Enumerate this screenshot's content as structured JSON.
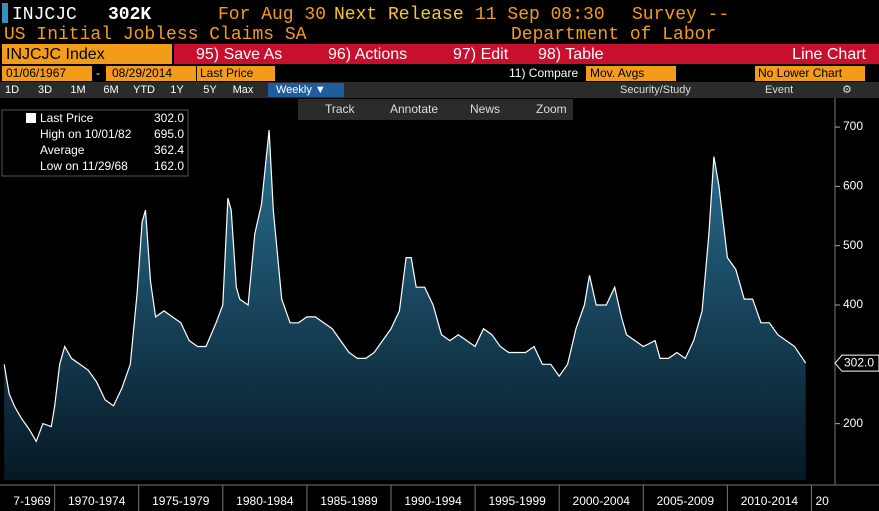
{
  "header": {
    "ticker": "INJCJC",
    "value": "302K",
    "for": "For Aug 30",
    "next_release": "Next Release",
    "release_time": "11 Sep 08:30",
    "survey": "Survey --",
    "description": "US Initial Jobless Claims SA",
    "source": "Department of Labor"
  },
  "toolbar": {
    "security": "INJCJC Index",
    "save_as": "95) Save As",
    "actions": "96) Actions",
    "edit": "97) Edit",
    "table": "98) Table",
    "chart_type": "Line Chart",
    "start_date": "01/06/1967",
    "date_sep": "-",
    "end_date": "08/29/2014",
    "field": "Last Price",
    "compare": "11) Compare",
    "mov_avgs": "Mov. Avgs",
    "lower_chart": "No Lower Chart",
    "periods": [
      "1D",
      "3D",
      "1M",
      "6M",
      "YTD",
      "1Y",
      "5Y",
      "Max"
    ],
    "frequency": "Weekly ▼",
    "study": "Security/Study",
    "event": "Event",
    "tools": [
      "Track",
      "Annotate",
      "News",
      "Zoom"
    ]
  },
  "chart_data": {
    "type": "area",
    "legend": [
      {
        "name": "Last Price",
        "value": 302,
        "label": "302.0"
      },
      {
        "name": "High on 10/01/82",
        "value": 695,
        "label": "695.0"
      },
      {
        "name": "Average",
        "value": 362.4,
        "label": "362.4"
      },
      {
        "name": "Low on 11/29/68",
        "value": 162,
        "label": "162.0"
      }
    ],
    "last_value": {
      "value": 302,
      "label": "302.0"
    },
    "series": [
      {
        "name": "Last Price",
        "color": "#ffffff",
        "x": [
          1967.0,
          1967.3,
          1967.6,
          1968.0,
          1968.5,
          1968.9,
          1969.3,
          1969.8,
          1970.0,
          1970.3,
          1970.6,
          1971.0,
          1971.5,
          1972.0,
          1972.5,
          1973.0,
          1973.5,
          1974.0,
          1974.5,
          1974.9,
          1975.2,
          1975.4,
          1975.7,
          1976.0,
          1976.5,
          1977.0,
          1977.5,
          1978.0,
          1978.5,
          1979.0,
          1979.6,
          1980.0,
          1980.3,
          1980.5,
          1980.8,
          1981.0,
          1981.5,
          1981.9,
          1982.3,
          1982.75,
          1983.0,
          1983.5,
          1984.0,
          1984.5,
          1985.0,
          1985.5,
          1986.0,
          1986.5,
          1987.0,
          1987.5,
          1988.0,
          1988.5,
          1989.0,
          1989.5,
          1990.0,
          1990.5,
          1990.9,
          1991.2,
          1991.5,
          1992.0,
          1992.5,
          1993.0,
          1993.5,
          1994.0,
          1994.5,
          1995.0,
          1995.5,
          1996.0,
          1996.5,
          1997.0,
          1997.5,
          1998.0,
          1998.5,
          1999.0,
          1999.5,
          2000.0,
          2000.5,
          2001.0,
          2001.5,
          2001.8,
          2002.2,
          2002.8,
          2003.3,
          2003.7,
          2004.0,
          2004.5,
          2005.0,
          2005.7,
          2006.0,
          2006.5,
          2007.0,
          2007.5,
          2008.0,
          2008.5,
          2008.9,
          2009.2,
          2009.5,
          2010.0,
          2010.5,
          2011.0,
          2011.5,
          2012.0,
          2012.5,
          2013.0,
          2013.5,
          2014.0,
          2014.66
        ],
        "values": [
          300,
          250,
          230,
          210,
          190,
          170,
          200,
          195,
          230,
          300,
          330,
          310,
          300,
          290,
          270,
          240,
          230,
          260,
          300,
          420,
          540,
          560,
          440,
          380,
          390,
          380,
          370,
          340,
          330,
          330,
          370,
          400,
          580,
          560,
          430,
          410,
          400,
          520,
          570,
          695,
          560,
          410,
          370,
          370,
          380,
          380,
          370,
          360,
          340,
          320,
          310,
          310,
          320,
          340,
          360,
          390,
          480,
          480,
          430,
          430,
          400,
          350,
          340,
          350,
          340,
          330,
          360,
          350,
          330,
          320,
          320,
          320,
          330,
          300,
          300,
          280,
          300,
          360,
          400,
          450,
          400,
          400,
          430,
          380,
          350,
          340,
          330,
          340,
          310,
          310,
          320,
          310,
          340,
          390,
          520,
          650,
          600,
          480,
          460,
          410,
          410,
          370,
          370,
          350,
          340,
          330,
          302
        ]
      }
    ],
    "xlim": [
      1966.75,
      2016.4
    ],
    "ylim": [
      105,
      749
    ],
    "xticks": [
      1970,
      1975,
      1980,
      1985,
      1990,
      1995,
      2000,
      2005,
      2010,
      2015
    ],
    "categories": [
      "7-1969",
      "1970-1974",
      "1975-1979",
      "1980-1984",
      "1985-1989",
      "1990-1994",
      "1995-1999",
      "2000-2004",
      "2005-2009",
      "2010-2014",
      "20"
    ],
    "yticks": [
      200,
      400,
      500,
      600,
      700
    ]
  }
}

• • • • • • •

▸ Your objective
Repeat the listing in full and exactly. Do not include any images.

▸ Answer for this exercise
Enumerate this screenshot's content as structured JSON.
{
  "header": {
    "ticker": "INJCJC",
    "value": "302K",
    "for": "For Aug 30",
    "next_release": "Next Release",
    "release_time": "11 Sep 08:30",
    "survey": "Survey --",
    "description": "US Initial Jobless Claims SA",
    "source": "Department of Labor"
  },
  "toolbar": {
    "security": "INJCJC Index",
    "save_as": "95) Save As",
    "actions": "96) Actions",
    "edit": "97) Edit",
    "table": "98) Table",
    "chart_type": "Line Chart",
    "start_date": "01/06/1967",
    "date_sep": "-",
    "end_date": "08/29/2014",
    "field": "Last Price",
    "compare": "11) Compare",
    "mov_avgs": "Mov. Avgs",
    "lower_chart": "No Lower Chart",
    "periods": [
      "1D",
      "3D",
      "1M",
      "6M",
      "YTD",
      "1Y",
      "5Y",
      "Max"
    ],
    "frequency": "Weekly ▼",
    "study": "Security/Study",
    "event": "Event",
    "tools": [
      "Track",
      "Annotate",
      "News",
      "Zoom"
    ]
  },
  "chart_data": {
    "type": "area",
    "legend": [
      {
        "name": "Last Price",
        "value": 302,
        "label": "302.0"
      },
      {
        "name": "High on 10/01/82",
        "value": 695,
        "label": "695.0"
      },
      {
        "name": "Average",
        "value": 362.4,
        "label": "362.4"
      },
      {
        "name": "Low on 11/29/68",
        "value": 162,
        "label": "162.0"
      }
    ],
    "last_value": {
      "value": 302,
      "label": "302.0"
    },
    "series": [
      {
        "name": "Last Price",
        "color": "#ffffff",
        "x": [
          1967.0,
          1967.3,
          1967.6,
          1968.0,
          1968.5,
          1968.9,
          1969.3,
          1969.8,
          1970.0,
          1970.3,
          1970.6,
          1971.0,
          1971.5,
          1972.0,
          1972.5,
          1973.0,
          1973.5,
          1974.0,
          1974.5,
          1974.9,
          1975.2,
          1975.4,
          1975.7,
          1976.0,
          1976.5,
          1977.0,
          1977.5,
          1978.0,
          1978.5,
          1979.0,
          1979.6,
          1980.0,
          1980.3,
          1980.5,
          1980.8,
          1981.0,
          1981.5,
          1981.9,
          1982.3,
          1982.75,
          1983.0,
          1983.5,
          1984.0,
          1984.5,
          1985.0,
          1985.5,
          1986.0,
          1986.5,
          1987.0,
          1987.5,
          1988.0,
          1988.5,
          1989.0,
          1989.5,
          1990.0,
          1990.5,
          1990.9,
          1991.2,
          1991.5,
          1992.0,
          1992.5,
          1993.0,
          1993.5,
          1994.0,
          1994.5,
          1995.0,
          1995.5,
          1996.0,
          1996.5,
          1997.0,
          1997.5,
          1998.0,
          1998.5,
          1999.0,
          1999.5,
          2000.0,
          2000.5,
          2001.0,
          2001.5,
          2001.8,
          2002.2,
          2002.8,
          2003.3,
          2003.7,
          2004.0,
          2004.5,
          2005.0,
          2005.7,
          2006.0,
          2006.5,
          2007.0,
          2007.5,
          2008.0,
          2008.5,
          2008.9,
          2009.2,
          2009.5,
          2010.0,
          2010.5,
          2011.0,
          2011.5,
          2012.0,
          2012.5,
          2013.0,
          2013.5,
          2014.0,
          2014.66
        ],
        "values": [
          300,
          250,
          230,
          210,
          190,
          170,
          200,
          195,
          230,
          300,
          330,
          310,
          300,
          290,
          270,
          240,
          230,
          260,
          300,
          420,
          540,
          560,
          440,
          380,
          390,
          380,
          370,
          340,
          330,
          330,
          370,
          400,
          580,
          560,
          430,
          410,
          400,
          520,
          570,
          695,
          560,
          410,
          370,
          370,
          380,
          380,
          370,
          360,
          340,
          320,
          310,
          310,
          320,
          340,
          360,
          390,
          480,
          480,
          430,
          430,
          400,
          350,
          340,
          350,
          340,
          330,
          360,
          350,
          330,
          320,
          320,
          320,
          330,
          300,
          300,
          280,
          300,
          360,
          400,
          450,
          400,
          400,
          430,
          380,
          350,
          340,
          330,
          340,
          310,
          310,
          320,
          310,
          340,
          390,
          520,
          650,
          600,
          480,
          460,
          410,
          410,
          370,
          370,
          350,
          340,
          330,
          302
        ]
      }
    ],
    "xlim": [
      1966.75,
      2016.4
    ],
    "ylim": [
      105,
      749
    ],
    "xticks": [
      1970,
      1975,
      1980,
      1985,
      1990,
      1995,
      2000,
      2005,
      2010,
      2015
    ],
    "categories": [
      "7-1969",
      "1970-1974",
      "1975-1979",
      "1980-1984",
      "1985-1989",
      "1990-1994",
      "1995-1999",
      "2000-2004",
      "2005-2009",
      "2010-2014",
      "20"
    ],
    "yticks": [
      200,
      400,
      500,
      600,
      700
    ]
  }
}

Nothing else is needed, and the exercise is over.